◆ STATED EXERCISE
Gather all lines with the word "case" in them.

^^^^^^^^

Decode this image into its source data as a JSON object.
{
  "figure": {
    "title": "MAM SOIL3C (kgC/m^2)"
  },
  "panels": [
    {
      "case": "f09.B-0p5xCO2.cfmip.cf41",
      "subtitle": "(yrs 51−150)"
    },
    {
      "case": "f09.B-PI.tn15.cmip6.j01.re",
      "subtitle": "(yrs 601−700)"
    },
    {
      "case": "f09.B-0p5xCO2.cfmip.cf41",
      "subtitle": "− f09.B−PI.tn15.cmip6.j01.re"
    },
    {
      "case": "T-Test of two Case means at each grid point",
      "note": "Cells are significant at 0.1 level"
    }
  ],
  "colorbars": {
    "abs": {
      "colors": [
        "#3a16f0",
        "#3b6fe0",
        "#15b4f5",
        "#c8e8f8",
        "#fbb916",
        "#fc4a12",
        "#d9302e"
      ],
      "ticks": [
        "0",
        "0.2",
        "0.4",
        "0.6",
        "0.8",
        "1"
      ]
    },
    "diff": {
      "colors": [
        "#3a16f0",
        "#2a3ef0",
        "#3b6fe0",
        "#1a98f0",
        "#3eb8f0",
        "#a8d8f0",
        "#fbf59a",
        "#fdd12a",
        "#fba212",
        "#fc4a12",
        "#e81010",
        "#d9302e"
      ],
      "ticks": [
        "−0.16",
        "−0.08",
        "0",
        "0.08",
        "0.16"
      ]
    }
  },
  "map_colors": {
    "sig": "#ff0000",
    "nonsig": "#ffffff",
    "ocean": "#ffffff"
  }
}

^^^^^^^^

◆ EXERCISE SOLUTION
      "case": "f09.B-0p5xCO2.cfmip.cf41",
      "case": "f09.B-PI.tn15.cmip6.j01.re",
      "case": "f09.B-0p5xCO2.cfmip.cf41",
      "case": "T-Test of two Case means at each grid point",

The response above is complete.